Stated problem. Identify every line containing the word "поколений" and reproduce each one.

Provided records.
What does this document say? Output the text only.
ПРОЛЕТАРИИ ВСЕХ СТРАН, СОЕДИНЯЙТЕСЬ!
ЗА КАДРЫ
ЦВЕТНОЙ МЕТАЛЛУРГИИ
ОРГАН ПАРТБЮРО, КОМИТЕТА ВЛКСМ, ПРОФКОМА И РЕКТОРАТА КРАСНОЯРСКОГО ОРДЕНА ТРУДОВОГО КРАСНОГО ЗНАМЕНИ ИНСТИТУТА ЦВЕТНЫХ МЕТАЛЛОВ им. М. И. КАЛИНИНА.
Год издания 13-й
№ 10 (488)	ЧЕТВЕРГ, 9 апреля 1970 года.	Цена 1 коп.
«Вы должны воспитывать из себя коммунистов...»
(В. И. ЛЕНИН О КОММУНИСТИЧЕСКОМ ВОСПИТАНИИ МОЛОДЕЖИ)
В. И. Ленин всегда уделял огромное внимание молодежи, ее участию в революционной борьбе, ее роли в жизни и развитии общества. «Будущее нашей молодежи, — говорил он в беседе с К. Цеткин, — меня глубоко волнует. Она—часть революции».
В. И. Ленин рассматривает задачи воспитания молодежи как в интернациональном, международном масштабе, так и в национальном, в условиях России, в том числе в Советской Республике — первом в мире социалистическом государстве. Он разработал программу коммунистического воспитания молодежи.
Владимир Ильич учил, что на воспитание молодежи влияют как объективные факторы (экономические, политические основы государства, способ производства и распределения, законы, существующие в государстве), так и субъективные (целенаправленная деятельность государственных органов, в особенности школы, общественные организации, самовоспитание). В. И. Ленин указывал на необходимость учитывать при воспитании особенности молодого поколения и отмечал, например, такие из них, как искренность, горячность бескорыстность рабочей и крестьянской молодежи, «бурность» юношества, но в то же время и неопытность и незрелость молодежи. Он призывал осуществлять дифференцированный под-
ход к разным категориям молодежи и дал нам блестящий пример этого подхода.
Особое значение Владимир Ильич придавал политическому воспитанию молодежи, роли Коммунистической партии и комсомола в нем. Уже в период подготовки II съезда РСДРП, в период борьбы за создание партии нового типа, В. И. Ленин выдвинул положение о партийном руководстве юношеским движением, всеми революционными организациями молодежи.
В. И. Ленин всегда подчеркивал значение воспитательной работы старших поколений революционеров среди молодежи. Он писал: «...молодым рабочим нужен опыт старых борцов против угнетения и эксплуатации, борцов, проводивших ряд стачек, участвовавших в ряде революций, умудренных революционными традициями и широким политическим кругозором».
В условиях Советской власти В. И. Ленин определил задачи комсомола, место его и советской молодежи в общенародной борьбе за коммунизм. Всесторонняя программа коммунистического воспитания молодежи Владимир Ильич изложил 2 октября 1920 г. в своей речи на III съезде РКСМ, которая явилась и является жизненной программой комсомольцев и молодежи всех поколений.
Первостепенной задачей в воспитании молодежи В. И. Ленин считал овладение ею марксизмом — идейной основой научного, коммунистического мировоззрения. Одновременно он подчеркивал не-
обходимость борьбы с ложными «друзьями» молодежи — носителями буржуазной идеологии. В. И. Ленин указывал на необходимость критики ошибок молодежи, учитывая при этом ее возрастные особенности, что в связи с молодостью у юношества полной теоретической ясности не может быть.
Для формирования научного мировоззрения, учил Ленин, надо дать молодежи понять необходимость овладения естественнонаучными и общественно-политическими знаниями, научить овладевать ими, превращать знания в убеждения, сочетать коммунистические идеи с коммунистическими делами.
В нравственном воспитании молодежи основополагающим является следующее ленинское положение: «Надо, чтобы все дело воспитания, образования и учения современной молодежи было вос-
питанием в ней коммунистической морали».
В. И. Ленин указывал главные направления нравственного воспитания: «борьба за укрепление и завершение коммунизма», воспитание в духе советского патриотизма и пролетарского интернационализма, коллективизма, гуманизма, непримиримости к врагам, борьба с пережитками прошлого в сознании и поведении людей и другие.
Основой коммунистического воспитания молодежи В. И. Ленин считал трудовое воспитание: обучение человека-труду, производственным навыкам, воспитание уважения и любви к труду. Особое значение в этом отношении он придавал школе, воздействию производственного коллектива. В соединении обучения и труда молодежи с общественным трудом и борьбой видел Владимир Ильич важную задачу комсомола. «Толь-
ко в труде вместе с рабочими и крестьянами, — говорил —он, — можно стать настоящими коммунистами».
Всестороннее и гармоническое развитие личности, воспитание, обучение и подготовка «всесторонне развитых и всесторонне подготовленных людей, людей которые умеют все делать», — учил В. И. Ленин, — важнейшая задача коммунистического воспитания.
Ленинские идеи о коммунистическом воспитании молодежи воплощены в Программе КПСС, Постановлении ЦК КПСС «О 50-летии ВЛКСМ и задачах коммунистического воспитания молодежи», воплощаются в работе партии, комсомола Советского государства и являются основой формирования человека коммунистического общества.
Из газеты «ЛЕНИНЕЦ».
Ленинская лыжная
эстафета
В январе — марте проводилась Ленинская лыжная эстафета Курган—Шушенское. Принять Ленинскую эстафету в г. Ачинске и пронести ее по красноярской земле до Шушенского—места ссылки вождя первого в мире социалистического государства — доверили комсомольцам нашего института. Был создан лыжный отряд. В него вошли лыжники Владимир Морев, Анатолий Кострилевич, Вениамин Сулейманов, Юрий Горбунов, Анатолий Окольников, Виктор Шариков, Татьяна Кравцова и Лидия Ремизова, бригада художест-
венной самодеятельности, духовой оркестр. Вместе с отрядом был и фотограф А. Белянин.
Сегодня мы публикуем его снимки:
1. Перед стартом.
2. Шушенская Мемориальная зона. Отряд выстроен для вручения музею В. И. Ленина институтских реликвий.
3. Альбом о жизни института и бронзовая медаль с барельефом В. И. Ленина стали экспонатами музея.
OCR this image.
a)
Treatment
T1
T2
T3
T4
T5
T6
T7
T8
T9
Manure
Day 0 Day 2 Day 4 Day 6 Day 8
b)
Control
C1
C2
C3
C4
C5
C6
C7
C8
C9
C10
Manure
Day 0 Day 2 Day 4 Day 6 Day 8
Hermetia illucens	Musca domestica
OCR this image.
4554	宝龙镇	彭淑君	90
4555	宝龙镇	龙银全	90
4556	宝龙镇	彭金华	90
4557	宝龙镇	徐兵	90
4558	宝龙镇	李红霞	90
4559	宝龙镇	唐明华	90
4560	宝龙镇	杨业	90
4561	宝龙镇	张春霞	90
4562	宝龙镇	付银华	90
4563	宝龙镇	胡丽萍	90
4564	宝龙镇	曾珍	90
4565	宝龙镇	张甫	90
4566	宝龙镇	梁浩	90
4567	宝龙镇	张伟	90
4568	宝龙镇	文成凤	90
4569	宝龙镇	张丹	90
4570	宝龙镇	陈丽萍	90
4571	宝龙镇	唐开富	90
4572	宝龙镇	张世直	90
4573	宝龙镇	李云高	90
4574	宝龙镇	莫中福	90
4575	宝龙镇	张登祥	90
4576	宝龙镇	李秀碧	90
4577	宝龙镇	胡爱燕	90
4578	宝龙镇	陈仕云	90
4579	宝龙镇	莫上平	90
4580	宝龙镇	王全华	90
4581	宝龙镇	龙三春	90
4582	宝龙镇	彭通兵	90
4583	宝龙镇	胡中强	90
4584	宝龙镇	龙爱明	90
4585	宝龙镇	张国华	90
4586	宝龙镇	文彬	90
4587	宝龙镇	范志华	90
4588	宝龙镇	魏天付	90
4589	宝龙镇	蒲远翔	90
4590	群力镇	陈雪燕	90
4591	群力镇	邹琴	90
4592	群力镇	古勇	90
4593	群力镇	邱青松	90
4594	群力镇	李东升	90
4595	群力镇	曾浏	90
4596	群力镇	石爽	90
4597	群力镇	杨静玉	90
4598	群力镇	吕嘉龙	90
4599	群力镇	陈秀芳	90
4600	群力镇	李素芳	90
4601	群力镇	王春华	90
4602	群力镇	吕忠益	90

Task answer.
В. И. Ленин всегда подчеркивал значение воспитательной работы старших поколений революционеров среди молодежи. Он писал: «...молодым рабочим нужен опыт старых борцов против угнетения и эксплуатации, борцов, проводивших ряд стачек, участвовавших в ряде революций, умудренных революционными традициями и широким политическим кругозором».
В условиях Советской власти В. И. Ленин определил задачи комсомола, место его и советской молодежи в общенародной борьбе за коммунизм. Всесторонняя программа коммунистического воспитания молодежи Владимир Ильич изложил 2 октября 1920 г. в своей речи на III съезде РКСМ, которая явилась и является жизненной программой комсомольцев и молодежи всех поколений.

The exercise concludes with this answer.